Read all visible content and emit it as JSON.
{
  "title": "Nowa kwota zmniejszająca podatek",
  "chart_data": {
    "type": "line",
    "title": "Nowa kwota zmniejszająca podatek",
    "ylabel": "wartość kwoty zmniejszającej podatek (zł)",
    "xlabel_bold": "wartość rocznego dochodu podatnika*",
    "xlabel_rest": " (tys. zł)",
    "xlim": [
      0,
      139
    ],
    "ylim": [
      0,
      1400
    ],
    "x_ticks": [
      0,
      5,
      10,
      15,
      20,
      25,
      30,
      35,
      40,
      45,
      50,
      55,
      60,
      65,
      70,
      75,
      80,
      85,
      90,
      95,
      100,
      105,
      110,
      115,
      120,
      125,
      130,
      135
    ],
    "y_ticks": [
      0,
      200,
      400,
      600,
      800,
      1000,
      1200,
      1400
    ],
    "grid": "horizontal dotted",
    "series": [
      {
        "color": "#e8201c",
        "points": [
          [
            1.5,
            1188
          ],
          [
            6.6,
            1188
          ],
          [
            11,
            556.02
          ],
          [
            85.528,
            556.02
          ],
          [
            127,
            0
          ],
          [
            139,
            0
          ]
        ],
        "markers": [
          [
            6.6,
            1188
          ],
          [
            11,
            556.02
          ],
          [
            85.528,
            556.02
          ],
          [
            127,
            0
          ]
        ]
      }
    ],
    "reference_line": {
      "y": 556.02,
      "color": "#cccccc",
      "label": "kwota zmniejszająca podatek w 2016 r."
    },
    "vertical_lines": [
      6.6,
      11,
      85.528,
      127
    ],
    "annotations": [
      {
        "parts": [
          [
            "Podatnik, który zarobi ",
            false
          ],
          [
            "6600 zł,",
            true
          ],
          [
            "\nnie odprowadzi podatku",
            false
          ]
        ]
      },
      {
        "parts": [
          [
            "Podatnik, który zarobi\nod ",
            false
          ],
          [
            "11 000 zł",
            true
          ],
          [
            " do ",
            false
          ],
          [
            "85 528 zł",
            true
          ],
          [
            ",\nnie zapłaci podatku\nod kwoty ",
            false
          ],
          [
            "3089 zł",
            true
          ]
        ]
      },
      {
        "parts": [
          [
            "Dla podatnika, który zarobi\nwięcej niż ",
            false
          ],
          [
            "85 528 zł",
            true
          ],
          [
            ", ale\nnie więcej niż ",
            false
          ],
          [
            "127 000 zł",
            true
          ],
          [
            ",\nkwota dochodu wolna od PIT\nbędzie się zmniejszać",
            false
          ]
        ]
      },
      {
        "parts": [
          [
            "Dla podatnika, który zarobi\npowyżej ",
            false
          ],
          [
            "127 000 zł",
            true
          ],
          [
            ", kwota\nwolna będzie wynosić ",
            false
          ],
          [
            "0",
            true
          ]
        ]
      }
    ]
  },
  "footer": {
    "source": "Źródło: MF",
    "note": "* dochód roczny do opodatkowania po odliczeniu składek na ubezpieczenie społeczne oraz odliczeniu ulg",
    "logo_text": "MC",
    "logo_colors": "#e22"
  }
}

+++

Extract every entry above as it appears.

Solution to this exercise →
Read all visible content and emit it as JSON.
{
  "title": "Nowa kwota zmniejszająca podatek",
  "chart_data": {
    "type": "line",
    "title": "Nowa kwota zmniejszająca podatek",
    "ylabel": "wartość kwoty zmniejszającej podatek (zł)",
    "xlabel_bold": "wartość rocznego dochodu podatnika*",
    "xlabel_rest": " (tys. zł)",
    "xlim": [
      0,
      139
    ],
    "ylim": [
      0,
      1400
    ],
    "x_ticks": [
      0,
      5,
      10,
      15,
      20,
      25,
      30,
      35,
      40,
      45,
      50,
      55,
      60,
      65,
      70,
      75,
      80,
      85,
      90,
      95,
      100,
      105,
      110,
      115,
      120,
      125,
      130,
      135
    ],
    "y_ticks": [
      0,
      200,
      400,
      600,
      800,
      1000,
      1200,
      1400
    ],
    "grid": "horizontal dotted",
    "series": [
      {
        "color": "#e8201c",
        "points": [
          [
            1.5,
            1188
          ],
          [
            6.6,
            1188
          ],
          [
            11,
            556.02
          ],
          [
            85.528,
            556.02
          ],
          [
            127,
            0
          ],
          [
            139,
            0
          ]
        ],
        "markers": [
          [
            6.6,
            1188
          ],
          [
            11,
            556.02
          ],
          [
            85.528,
            556.02
          ],
          [
            127,
            0
          ]
        ]
      }
    ],
    "reference_line": {
      "y": 556.02,
      "color": "#cccccc",
      "label": "kwota zmniejszająca podatek w 2016 r."
    },
    "vertical_lines": [
      6.6,
      11,
      85.528,
      127
    ],
    "annotations": [
      {
        "parts": [
          [
            "Podatnik, który zarobi ",
            false
          ],
          [
            "6600 zł,",
            true
          ],
          [
            "\nnie odprowadzi podatku",
            false
          ]
        ]
      },
      {
        "parts": [
          [
            "Podatnik, który zarobi\nod ",
            false
          ],
          [
            "11 000 zł",
            true
          ],
          [
            " do ",
            false
          ],
          [
            "85 528 zł",
            true
          ],
          [
            ",\nnie zapłaci podatku\nod kwoty ",
            false
          ],
          [
            "3089 zł",
            true
          ]
        ]
      },
      {
        "parts": [
          [
            "Dla podatnika, który zarobi\nwięcej niż ",
            false
          ],
          [
            "85 528 zł",
            true
          ],
          [
            ", ale\nnie więcej niż ",
            false
          ],
          [
            "127 000 zł",
            true
          ],
          [
            ",\nkwota dochodu wolna od PIT\nbędzie się zmniejszać",
            false
          ]
        ]
      },
      {
        "parts": [
          [
            "Dla podatnika, który zarobi\npowyżej ",
            false
          ],
          [
            "127 000 zł",
            true
          ],
          [
            ", kwota\nwolna będzie wynosić ",
            false
          ],
          [
            "0",
            true
          ]
        ]
      }
    ]
  },
  "footer": {
    "source": "Źródło: MF",
    "note": "* dochód roczny do opodatkowania po odliczeniu składek na ubezpieczenie społeczne oraz odliczeniu ulg",
    "logo_text": "MC",
    "logo_colors": "#e22"
  }
}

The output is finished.